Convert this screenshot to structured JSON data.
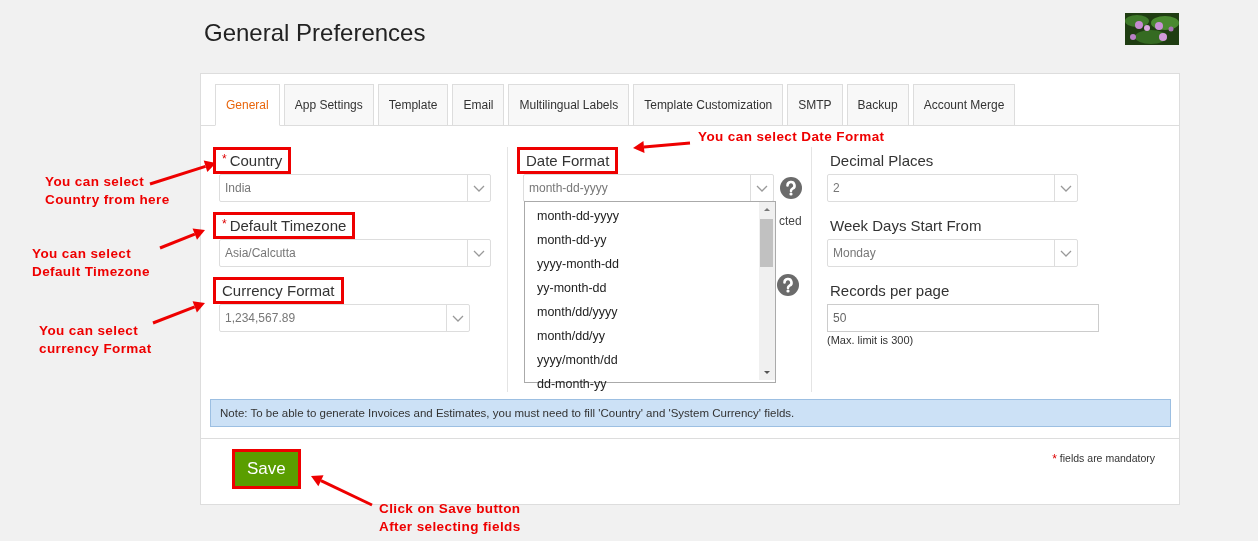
{
  "page": {
    "title": "General Preferences"
  },
  "tabs": [
    {
      "label": "General",
      "selected": true
    },
    {
      "label": "App Settings",
      "selected": false
    },
    {
      "label": "Template",
      "selected": false
    },
    {
      "label": "Email",
      "selected": false
    },
    {
      "label": "Multilingual Labels",
      "selected": false
    },
    {
      "label": "Template Customization",
      "selected": false
    },
    {
      "label": "SMTP",
      "selected": false
    },
    {
      "label": "Backup",
      "selected": false
    },
    {
      "label": "Account Merge",
      "selected": false
    }
  ],
  "columns": [
    {
      "fields": [
        {
          "kind": "select",
          "mark": "*",
          "label": "Country",
          "highlighted": true,
          "value": "India"
        },
        {
          "kind": "select",
          "mark": "*",
          "label": "Default Timezone",
          "highlighted": true,
          "value": "Asia/Calcutta"
        },
        {
          "kind": "select",
          "label": "Currency Format",
          "highlighted": true,
          "value": "1,234,567.89"
        }
      ]
    },
    {
      "fields": [
        {
          "kind": "select",
          "label": "Date Format",
          "highlighted": true,
          "value": "month-dd-yyyy",
          "help": true,
          "expanded": true,
          "options": [
            "month-dd-yyyy",
            "month-dd-yy",
            "yyyy-month-dd",
            "yy-month-dd",
            "month/dd/yyyy",
            "month/dd/yy",
            "yyyy/month/dd",
            "dd-month-yy"
          ]
        },
        {
          "kind": "covered",
          "text": "cted",
          "help": true
        }
      ]
    },
    {
      "fields": [
        {
          "kind": "select",
          "label": "Decimal Places",
          "highlighted": false,
          "value": "2"
        },
        {
          "kind": "select",
          "label": "Week Days Start From",
          "highlighted": false,
          "value": "Monday"
        },
        {
          "kind": "text",
          "label": "Records per page",
          "highlighted": false,
          "value": "50",
          "hint": "(Max. limit is 300)"
        }
      ]
    }
  ],
  "note": "Note: To be able to generate Invoices and Estimates, you must need to fill 'Country' and 'System Currency' fields.",
  "save_button": {
    "label": "Save",
    "highlighted": true
  },
  "mandatory_note": {
    "mark": "*",
    "text": "fields are mandatory"
  },
  "annotations": [
    {
      "lines": [
        "You can select",
        "Country from here"
      ]
    },
    {
      "lines": [
        "You can select",
        "Default Timezone"
      ]
    },
    {
      "lines": [
        "You can select",
        "currency Format"
      ]
    },
    {
      "lines": [
        "You can select Date Format"
      ]
    },
    {
      "lines": [
        "Click on Save button",
        "After selecting fields"
      ]
    }
  ]
}
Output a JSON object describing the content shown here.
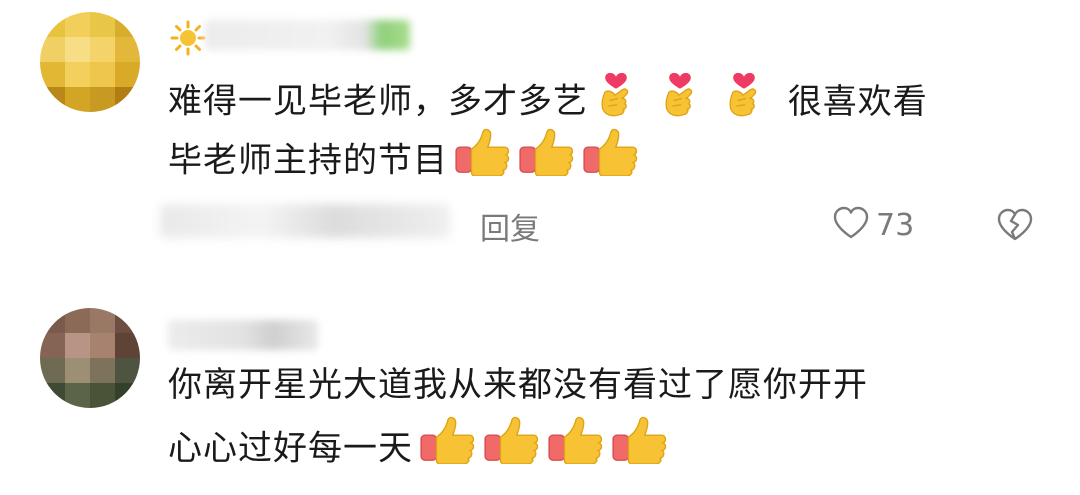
{
  "comments": [
    {
      "lines": [
        "难得一见毕老师，多才多艺",
        "很喜欢看",
        "毕老师主持的节目"
      ],
      "reply_label": "回复",
      "like_count": "73"
    },
    {
      "lines": [
        "你离开星光大道我从来都没有看过了愿你开开",
        "心心过好每一天"
      ]
    }
  ],
  "icons": {
    "heart_hands": "finger-heart-icon",
    "thumbs_up": "thumbs-up-icon",
    "like": "heart-outline-icon",
    "dislike": "broken-heart-icon",
    "sun_badge": "sun-icon"
  },
  "colors": {
    "text": "#1a1a1a",
    "muted": "#7a7a7a",
    "thumb_yellow": "#f7c335",
    "sleeve_red": "#f06a6a"
  }
}
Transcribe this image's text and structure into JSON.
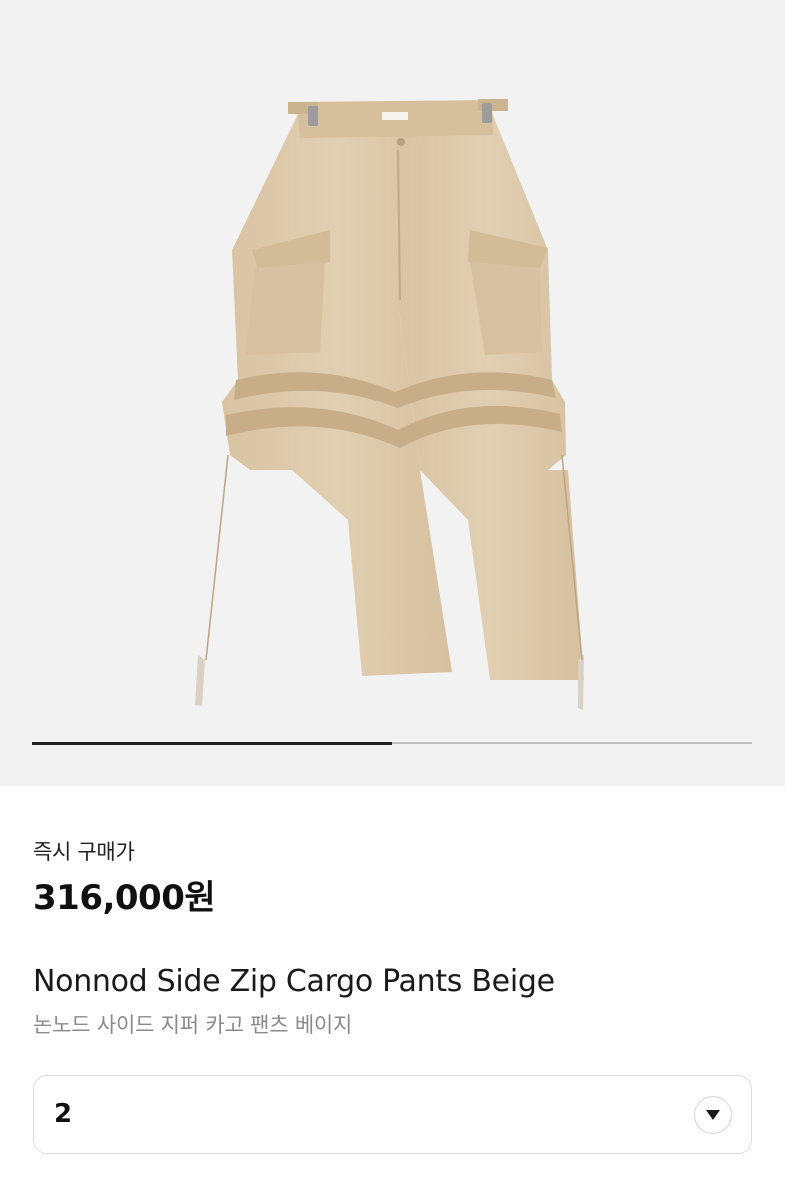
{
  "gallery": {
    "image_alt_icon": "pants-product-image",
    "progress_fraction": 0.5
  },
  "price_section": {
    "label": "즉시 구매가",
    "price": "316,000원"
  },
  "product": {
    "name_en": "Nonnod Side Zip Cargo Pants Beige",
    "name_ko": "논노드 사이드 지퍼 카고 팬츠 베이지"
  },
  "size_selector": {
    "selected_value": "2",
    "icon": "chevron-down-icon"
  },
  "colors": {
    "fabric": "#ddc9aa",
    "hero_bg": "#f2f2f2",
    "progress_fill": "#222222",
    "progress_track": "#bfbfbf"
  }
}
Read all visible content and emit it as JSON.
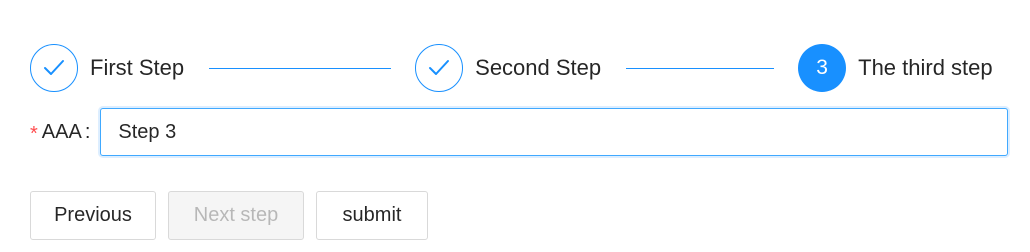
{
  "steps": [
    {
      "title": "First Step",
      "status": "finish",
      "icon": "check-icon"
    },
    {
      "title": "Second Step",
      "status": "finish",
      "icon": "check-icon"
    },
    {
      "title": "The third step",
      "status": "process",
      "number": "3"
    }
  ],
  "form": {
    "required_mark": "*",
    "label": "AAA",
    "colon": ":",
    "value": "Step 3"
  },
  "buttons": {
    "previous": "Previous",
    "next": "Next step",
    "submit": "submit"
  },
  "colors": {
    "primary": "#1890ff",
    "required": "#ff4d4f",
    "disabled_bg": "#f5f5f5",
    "border": "#d9d9d9"
  }
}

• THE PROBLEM:
Filter the entries and copy out every line with the word "Timezone".

• OUTPUT FOR THIS TASK:
          "label": "Default Timezone",
        "Default Timezone"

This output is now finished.